Leave out the pictures and restate the rest of the data exactly.

INFORMATION SHOWN: Begin

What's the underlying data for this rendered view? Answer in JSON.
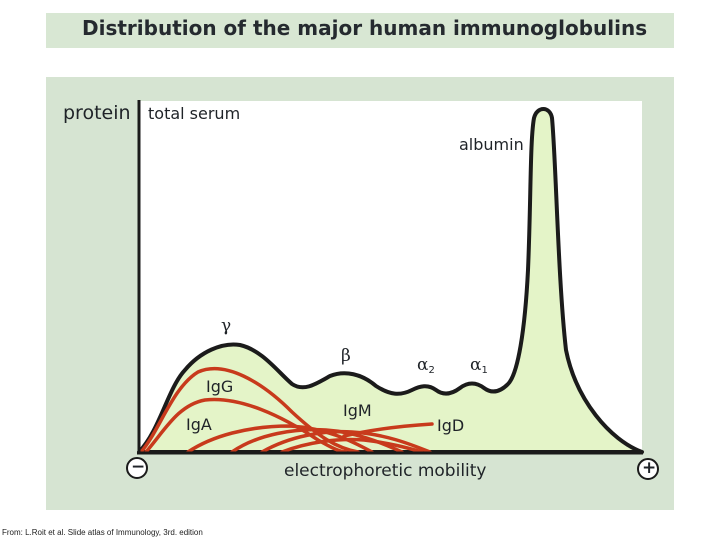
{
  "title": "Distribution of the major human immunoglobulins",
  "axes": {
    "y_label": "protein",
    "x_label": "electrophoretic mobility",
    "minus": "−",
    "plus": "+"
  },
  "curves": {
    "total_serum": "total serum",
    "albumin": "albumin",
    "gamma": "γ",
    "beta": "β",
    "alpha2": "α",
    "alpha2_sub": "2",
    "alpha1": "α",
    "alpha1_sub": "1",
    "igg": "IgG",
    "iga": "IgA",
    "igm": "IgM",
    "igd": "IgD"
  },
  "colors": {
    "fill": "#e4f4c8",
    "outline": "#1b1b1b",
    "immunoglobulin": "#c83a1c",
    "background": "#d6e4d2"
  },
  "credit": "From: L.Roit et al. Slide atlas of Immunology, 3rd. edition"
}
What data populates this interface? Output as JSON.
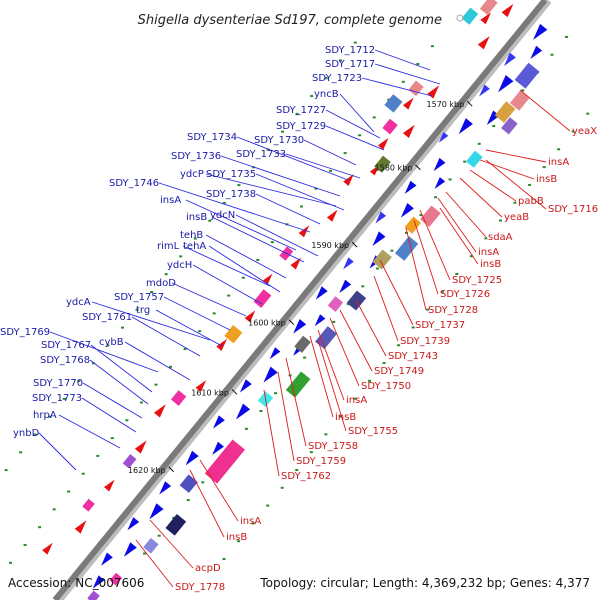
{
  "header": {
    "title": "Shigella dysenteriae Sd197, complete genome"
  },
  "footer": {
    "accession": "Accession: NC_007606",
    "topology": "Topology: circular; Length: 4,369,232 bp; Genes: 4,377"
  },
  "colors": {
    "backbone": "#7a7a7a",
    "forward_gene": "#0a0ae8",
    "reverse_gene": "#e81010",
    "forward_label": "#1a1aa6",
    "reverse_label": "#c81a1a",
    "leader_blue": "#2a2ae0",
    "leader_red": "#e01a1a",
    "dot": "#2a8a2a"
  },
  "map": {
    "kbp_marks": [
      {
        "label": "1570 kbp"
      },
      {
        "label": "1580 kbp"
      },
      {
        "label": "1590 kbp"
      },
      {
        "label": "1600 kbp"
      },
      {
        "label": "1610 kbp"
      },
      {
        "label": "1620 kbp"
      }
    ],
    "forward_labels": [
      {
        "text": "SDY_1712"
      },
      {
        "text": "SDY_1717"
      },
      {
        "text": "SDY_1723"
      },
      {
        "text": "yncB"
      },
      {
        "text": "SDY_1727"
      },
      {
        "text": "SDY_1729"
      },
      {
        "text": "SDY_1730"
      },
      {
        "text": "SDY_1734"
      },
      {
        "text": "SDY_1733"
      },
      {
        "text": "SDY_1736"
      },
      {
        "text": "ydcP"
      },
      {
        "text": "SDY_1735"
      },
      {
        "text": "SDY_1746"
      },
      {
        "text": "SDY_1738"
      },
      {
        "text": "insA"
      },
      {
        "text": "insB"
      },
      {
        "text": "ydcN"
      },
      {
        "text": "tehB"
      },
      {
        "text": "rimL"
      },
      {
        "text": "tehA"
      },
      {
        "text": "ydcH"
      },
      {
        "text": "mdoD"
      },
      {
        "text": "SDY_1757"
      },
      {
        "text": "ydcA"
      },
      {
        "text": "trg"
      },
      {
        "text": "SDY_1761"
      },
      {
        "text": "SDY_1769"
      },
      {
        "text": "cybB"
      },
      {
        "text": "SDY_1767"
      },
      {
        "text": "SDY_1768"
      },
      {
        "text": "SDY_1770"
      },
      {
        "text": "SDY_1773"
      },
      {
        "text": "hrpA"
      },
      {
        "text": "ynbD"
      }
    ],
    "reverse_labels": [
      {
        "text": "yeaX"
      },
      {
        "text": "insA"
      },
      {
        "text": "insB"
      },
      {
        "text": "pabB"
      },
      {
        "text": "SDY_1716"
      },
      {
        "text": "yeaB"
      },
      {
        "text": "sdaA"
      },
      {
        "text": "insA"
      },
      {
        "text": "insB"
      },
      {
        "text": "SDY_1725"
      },
      {
        "text": "SDY_1726"
      },
      {
        "text": "SDY_1728"
      },
      {
        "text": "SDY_1737"
      },
      {
        "text": "SDY_1739"
      },
      {
        "text": "SDY_1743"
      },
      {
        "text": "SDY_1749"
      },
      {
        "text": "SDY_1750"
      },
      {
        "text": "insA"
      },
      {
        "text": "insB"
      },
      {
        "text": "SDY_1755"
      },
      {
        "text": "SDY_1758"
      },
      {
        "text": "SDY_1759"
      },
      {
        "text": "SDY_1762"
      },
      {
        "text": "insA"
      },
      {
        "text": "insB"
      },
      {
        "text": "acpD"
      },
      {
        "text": "SDY_1778"
      }
    ]
  }
}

INFORMATION SHOWN: End

**WRITTEN ANSWER:**
What's the underlying data for this rendered view? Answer in JSON.
{
  "title": "Distribution of the major human immunoglobulins",
  "axes": {
    "y_label": "protein",
    "x_label": "electrophoretic mobility",
    "minus": "−",
    "plus": "+"
  },
  "curves": {
    "total_serum": "total serum",
    "albumin": "albumin",
    "gamma": "γ",
    "beta": "β",
    "alpha2": "α",
    "alpha2_sub": "2",
    "alpha1": "α",
    "alpha1_sub": "1",
    "igg": "IgG",
    "iga": "IgA",
    "igm": "IgM",
    "igd": "IgD"
  },
  "colors": {
    "fill": "#e4f4c8",
    "outline": "#1b1b1b",
    "immunoglobulin": "#c83a1c",
    "background": "#d6e4d2"
  },
  "credit": "From: L.Roit et al. Slide atlas of Immunology, 3rd. edition"
}
What data populates this interface? Output as JSON.
{
  "header": {
    "title": "Shigella dysenteriae Sd197, complete genome"
  },
  "footer": {
    "accession": "Accession: NC_007606",
    "topology": "Topology: circular; Length: 4,369,232 bp; Genes: 4,377"
  },
  "colors": {
    "backbone": "#7a7a7a",
    "forward_gene": "#0a0ae8",
    "reverse_gene": "#e81010",
    "forward_label": "#1a1aa6",
    "reverse_label": "#c81a1a",
    "leader_blue": "#2a2ae0",
    "leader_red": "#e01a1a",
    "dot": "#2a8a2a"
  },
  "map": {
    "kbp_marks": [
      {
        "label": "1570 kbp"
      },
      {
        "label": "1580 kbp"
      },
      {
        "label": "1590 kbp"
      },
      {
        "label": "1600 kbp"
      },
      {
        "label": "1610 kbp"
      },
      {
        "label": "1620 kbp"
      }
    ],
    "forward_labels": [
      {
        "text": "SDY_1712"
      },
      {
        "text": "SDY_1717"
      },
      {
        "text": "SDY_1723"
      },
      {
        "text": "yncB"
      },
      {
        "text": "SDY_1727"
      },
      {
        "text": "SDY_1729"
      },
      {
        "text": "SDY_1730"
      },
      {
        "text": "SDY_1734"
      },
      {
        "text": "SDY_1733"
      },
      {
        "text": "SDY_1736"
      },
      {
        "text": "ydcP"
      },
      {
        "text": "SDY_1735"
      },
      {
        "text": "SDY_1746"
      },
      {
        "text": "SDY_1738"
      },
      {
        "text": "insA"
      },
      {
        "text": "insB"
      },
      {
        "text": "ydcN"
      },
      {
        "text": "tehB"
      },
      {
        "text": "rimL"
      },
      {
        "text": "tehA"
      },
      {
        "text": "ydcH"
      },
      {
        "text": "mdoD"
      },
      {
        "text": "SDY_1757"
      },
      {
        "text": "ydcA"
      },
      {
        "text": "trg"
      },
      {
        "text": "SDY_1761"
      },
      {
        "text": "SDY_1769"
      },
      {
        "text": "cybB"
      },
      {
        "text": "SDY_1767"
      },
      {
        "text": "SDY_1768"
      },
      {
        "text": "SDY_1770"
      },
      {
        "text": "SDY_1773"
      },
      {
        "text": "hrpA"
      },
      {
        "text": "ynbD"
      }
    ],
    "reverse_labels": [
      {
        "text": "yeaX"
      },
      {
        "text": "insA"
      },
      {
        "text": "insB"
      },
      {
        "text": "pabB"
      },
      {
        "text": "SDY_1716"
      },
      {
        "text": "yeaB"
      },
      {
        "text": "sdaA"
      },
      {
        "text": "insA"
      },
      {
        "text": "insB"
      },
      {
        "text": "SDY_1725"
      },
      {
        "text": "SDY_1726"
      },
      {
        "text": "SDY_1728"
      },
      {
        "text": "SDY_1737"
      },
      {
        "text": "SDY_1739"
      },
      {
        "text": "SDY_1743"
      },
      {
        "text": "SDY_1749"
      },
      {
        "text": "SDY_1750"
      },
      {
        "text": "insA"
      },
      {
        "text": "insB"
      },
      {
        "text": "SDY_1755"
      },
      {
        "text": "SDY_1758"
      },
      {
        "text": "SDY_1759"
      },
      {
        "text": "SDY_1762"
      },
      {
        "text": "insA"
      },
      {
        "text": "insB"
      },
      {
        "text": "acpD"
      },
      {
        "text": "SDY_1778"
      }
    ]
  }
}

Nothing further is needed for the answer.